__AIM__
List every line in this data where the string "title" occurs.

>> begin DATA LINES

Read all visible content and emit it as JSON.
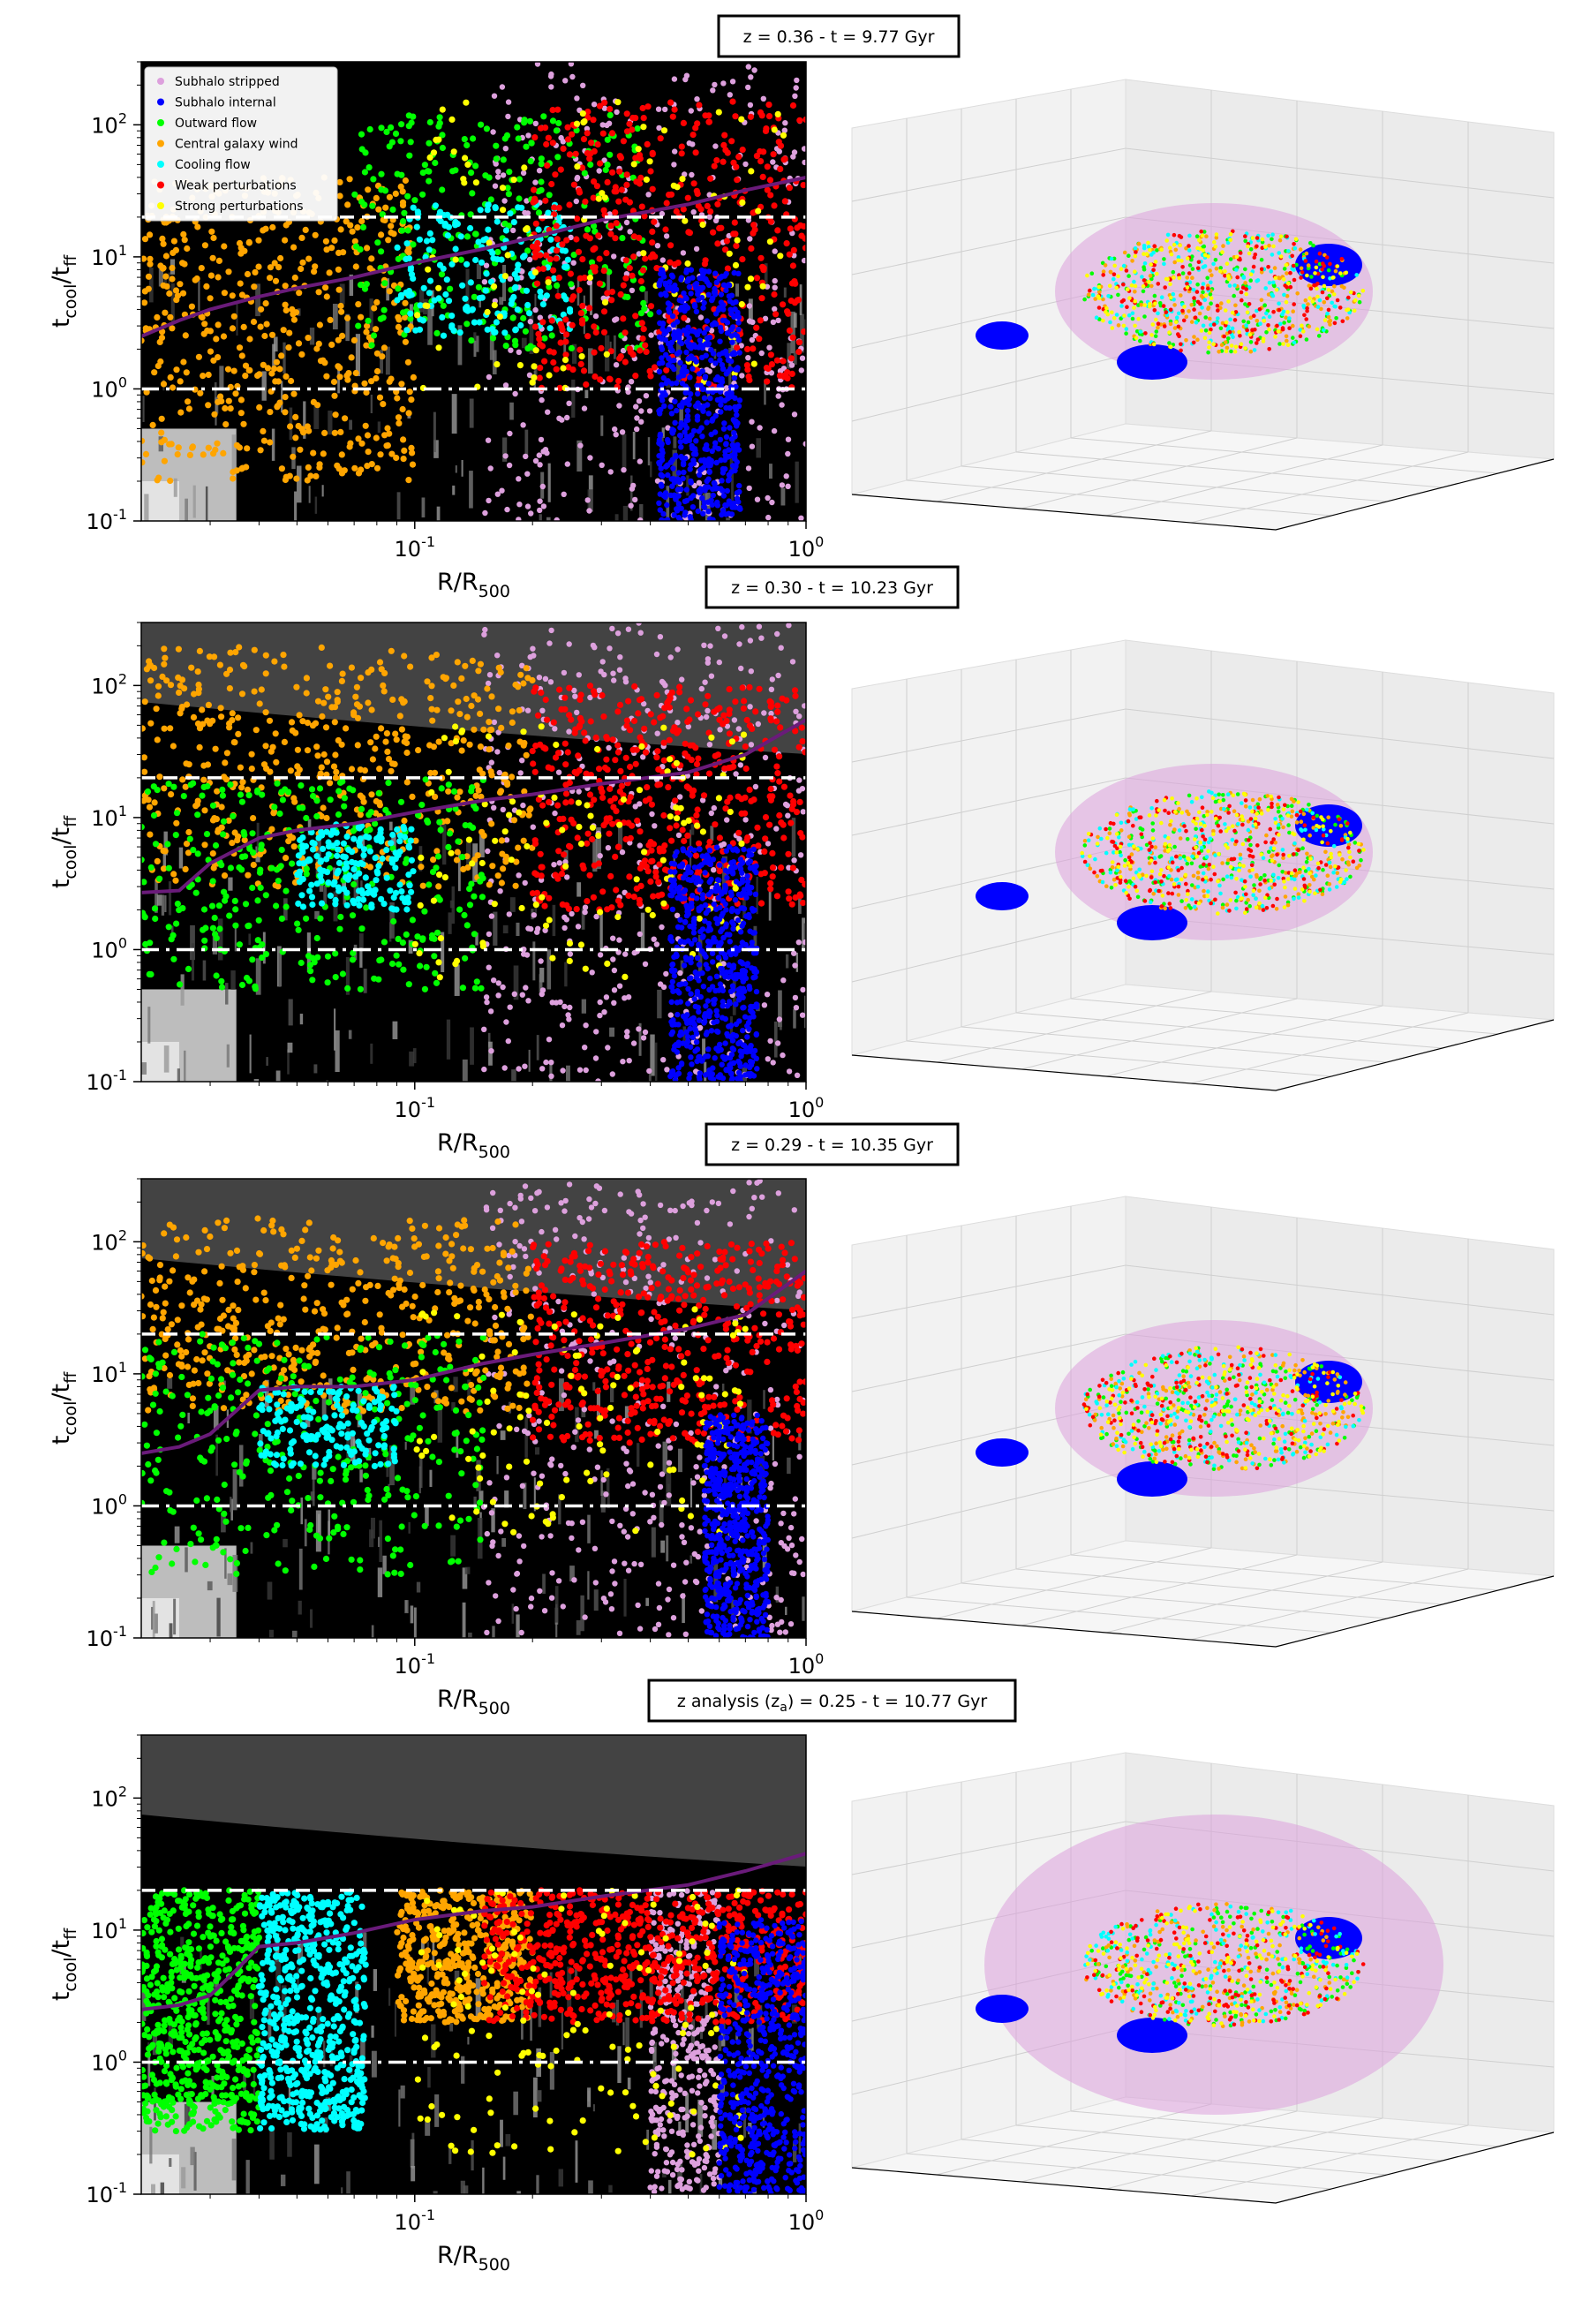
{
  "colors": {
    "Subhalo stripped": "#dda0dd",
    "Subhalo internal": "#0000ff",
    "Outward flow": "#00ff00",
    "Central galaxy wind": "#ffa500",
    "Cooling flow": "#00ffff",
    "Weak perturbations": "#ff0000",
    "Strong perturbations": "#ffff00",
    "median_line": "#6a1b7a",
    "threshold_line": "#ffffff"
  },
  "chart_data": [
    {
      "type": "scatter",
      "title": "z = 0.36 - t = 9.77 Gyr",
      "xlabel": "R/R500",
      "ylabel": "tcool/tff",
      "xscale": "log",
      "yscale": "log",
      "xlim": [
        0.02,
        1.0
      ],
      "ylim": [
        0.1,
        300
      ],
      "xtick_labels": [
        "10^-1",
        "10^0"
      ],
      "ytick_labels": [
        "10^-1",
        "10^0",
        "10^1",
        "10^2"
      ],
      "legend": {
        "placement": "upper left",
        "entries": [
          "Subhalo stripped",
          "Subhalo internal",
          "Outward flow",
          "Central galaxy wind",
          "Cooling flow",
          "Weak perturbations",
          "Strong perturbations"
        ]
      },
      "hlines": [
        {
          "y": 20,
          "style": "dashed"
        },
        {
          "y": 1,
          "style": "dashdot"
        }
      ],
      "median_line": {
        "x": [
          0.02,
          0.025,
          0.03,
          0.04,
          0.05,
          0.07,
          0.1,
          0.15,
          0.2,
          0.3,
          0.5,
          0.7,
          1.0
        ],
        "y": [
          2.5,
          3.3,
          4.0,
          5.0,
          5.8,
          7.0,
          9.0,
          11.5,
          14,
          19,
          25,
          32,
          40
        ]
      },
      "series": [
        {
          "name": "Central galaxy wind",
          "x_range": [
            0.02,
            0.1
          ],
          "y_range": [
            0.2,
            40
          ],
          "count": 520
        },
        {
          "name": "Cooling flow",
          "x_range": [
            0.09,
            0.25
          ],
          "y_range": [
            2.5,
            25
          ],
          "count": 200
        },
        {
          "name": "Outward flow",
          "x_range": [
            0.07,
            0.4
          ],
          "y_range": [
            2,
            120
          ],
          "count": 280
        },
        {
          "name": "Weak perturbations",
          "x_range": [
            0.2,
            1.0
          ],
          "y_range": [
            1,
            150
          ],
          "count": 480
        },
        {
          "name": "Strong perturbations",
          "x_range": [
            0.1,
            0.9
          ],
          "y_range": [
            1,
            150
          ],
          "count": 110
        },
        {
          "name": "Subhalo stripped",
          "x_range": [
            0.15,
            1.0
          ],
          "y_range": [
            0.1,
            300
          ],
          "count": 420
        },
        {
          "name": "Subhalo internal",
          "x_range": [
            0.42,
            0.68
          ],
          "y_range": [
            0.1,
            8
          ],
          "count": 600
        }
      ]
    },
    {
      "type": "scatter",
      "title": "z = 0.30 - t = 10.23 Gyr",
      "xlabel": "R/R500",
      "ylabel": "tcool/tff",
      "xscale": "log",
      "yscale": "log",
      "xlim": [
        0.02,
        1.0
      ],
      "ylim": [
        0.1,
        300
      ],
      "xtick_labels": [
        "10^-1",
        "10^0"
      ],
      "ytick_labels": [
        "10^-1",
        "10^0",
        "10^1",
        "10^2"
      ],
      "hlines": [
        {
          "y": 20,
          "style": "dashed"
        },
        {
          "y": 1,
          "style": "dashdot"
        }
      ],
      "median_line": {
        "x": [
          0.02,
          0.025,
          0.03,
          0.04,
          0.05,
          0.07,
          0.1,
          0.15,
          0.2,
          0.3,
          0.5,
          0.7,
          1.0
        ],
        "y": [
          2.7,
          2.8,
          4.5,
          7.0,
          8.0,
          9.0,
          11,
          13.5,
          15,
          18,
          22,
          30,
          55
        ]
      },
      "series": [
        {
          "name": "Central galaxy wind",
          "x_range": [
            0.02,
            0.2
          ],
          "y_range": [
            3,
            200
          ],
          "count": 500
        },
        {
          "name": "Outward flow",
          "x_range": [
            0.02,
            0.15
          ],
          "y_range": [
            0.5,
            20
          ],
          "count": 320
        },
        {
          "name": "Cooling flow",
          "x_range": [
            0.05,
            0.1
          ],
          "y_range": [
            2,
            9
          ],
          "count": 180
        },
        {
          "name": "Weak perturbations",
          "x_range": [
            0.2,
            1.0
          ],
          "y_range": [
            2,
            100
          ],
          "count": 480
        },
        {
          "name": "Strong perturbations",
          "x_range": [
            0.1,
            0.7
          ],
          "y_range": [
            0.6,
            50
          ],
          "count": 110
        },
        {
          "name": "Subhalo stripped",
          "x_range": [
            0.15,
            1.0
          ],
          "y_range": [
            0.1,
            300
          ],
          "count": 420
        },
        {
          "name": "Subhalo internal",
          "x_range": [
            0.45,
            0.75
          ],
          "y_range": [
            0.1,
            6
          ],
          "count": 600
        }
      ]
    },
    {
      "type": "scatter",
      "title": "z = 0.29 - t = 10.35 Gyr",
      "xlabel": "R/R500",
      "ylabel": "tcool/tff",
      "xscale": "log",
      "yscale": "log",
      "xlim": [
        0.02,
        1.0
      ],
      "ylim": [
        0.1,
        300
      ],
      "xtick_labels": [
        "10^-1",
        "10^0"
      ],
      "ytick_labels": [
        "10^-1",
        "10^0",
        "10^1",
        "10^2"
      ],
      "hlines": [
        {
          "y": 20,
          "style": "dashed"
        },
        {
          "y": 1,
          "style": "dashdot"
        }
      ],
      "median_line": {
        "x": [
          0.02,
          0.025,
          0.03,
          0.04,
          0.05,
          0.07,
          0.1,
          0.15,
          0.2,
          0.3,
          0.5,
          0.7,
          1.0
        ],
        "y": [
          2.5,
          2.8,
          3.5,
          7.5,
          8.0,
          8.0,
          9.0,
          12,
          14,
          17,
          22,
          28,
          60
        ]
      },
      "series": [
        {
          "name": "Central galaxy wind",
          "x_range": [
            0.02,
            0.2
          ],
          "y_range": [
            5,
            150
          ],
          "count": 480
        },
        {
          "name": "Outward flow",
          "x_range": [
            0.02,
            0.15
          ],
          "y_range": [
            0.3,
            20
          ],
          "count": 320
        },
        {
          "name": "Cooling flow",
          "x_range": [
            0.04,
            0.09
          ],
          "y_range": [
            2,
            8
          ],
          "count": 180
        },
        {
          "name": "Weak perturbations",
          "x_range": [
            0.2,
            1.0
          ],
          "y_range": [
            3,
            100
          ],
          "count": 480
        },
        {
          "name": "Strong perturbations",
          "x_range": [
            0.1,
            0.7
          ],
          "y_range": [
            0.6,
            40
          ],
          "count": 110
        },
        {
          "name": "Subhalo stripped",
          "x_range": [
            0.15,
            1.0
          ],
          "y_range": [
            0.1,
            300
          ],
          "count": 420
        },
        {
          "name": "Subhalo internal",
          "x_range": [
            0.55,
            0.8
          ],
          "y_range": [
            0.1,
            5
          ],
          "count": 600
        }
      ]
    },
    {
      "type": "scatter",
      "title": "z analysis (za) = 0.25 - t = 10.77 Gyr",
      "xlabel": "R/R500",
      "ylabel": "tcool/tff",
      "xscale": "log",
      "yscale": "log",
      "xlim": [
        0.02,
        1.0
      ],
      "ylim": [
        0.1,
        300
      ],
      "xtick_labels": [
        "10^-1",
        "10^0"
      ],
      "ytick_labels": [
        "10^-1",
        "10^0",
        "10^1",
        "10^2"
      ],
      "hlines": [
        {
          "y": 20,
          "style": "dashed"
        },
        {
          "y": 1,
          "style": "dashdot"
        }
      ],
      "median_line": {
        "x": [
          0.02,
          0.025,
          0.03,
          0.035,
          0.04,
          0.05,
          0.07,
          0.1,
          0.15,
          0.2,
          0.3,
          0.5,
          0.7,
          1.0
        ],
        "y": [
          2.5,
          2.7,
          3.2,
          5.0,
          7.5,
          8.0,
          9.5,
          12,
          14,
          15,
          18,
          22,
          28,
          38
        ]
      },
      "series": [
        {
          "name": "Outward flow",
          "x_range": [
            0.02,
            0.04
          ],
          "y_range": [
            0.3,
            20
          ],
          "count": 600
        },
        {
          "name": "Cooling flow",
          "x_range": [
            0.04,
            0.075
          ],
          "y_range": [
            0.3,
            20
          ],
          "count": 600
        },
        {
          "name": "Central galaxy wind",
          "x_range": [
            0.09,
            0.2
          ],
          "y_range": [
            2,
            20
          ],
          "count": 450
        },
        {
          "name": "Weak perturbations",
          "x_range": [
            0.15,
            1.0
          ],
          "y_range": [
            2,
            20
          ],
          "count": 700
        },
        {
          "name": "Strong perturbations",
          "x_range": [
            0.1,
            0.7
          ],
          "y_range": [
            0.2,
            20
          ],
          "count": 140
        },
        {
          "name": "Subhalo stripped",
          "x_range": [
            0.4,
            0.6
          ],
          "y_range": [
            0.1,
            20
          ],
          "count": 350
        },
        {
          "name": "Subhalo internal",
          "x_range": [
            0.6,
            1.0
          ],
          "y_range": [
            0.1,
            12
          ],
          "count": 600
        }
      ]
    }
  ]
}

>> end DATA LINES

__RESPONSE TO THIS EXERCISE__
      "title": "z = 0.36 - t = 9.77 Gyr",
      "title": "z = 0.30 - t = 10.23 Gyr",
      "title": "z = 0.29 - t = 10.35 Gyr",
      "title": "z analysis (za) = 0.25 - t = 10.77 Gyr",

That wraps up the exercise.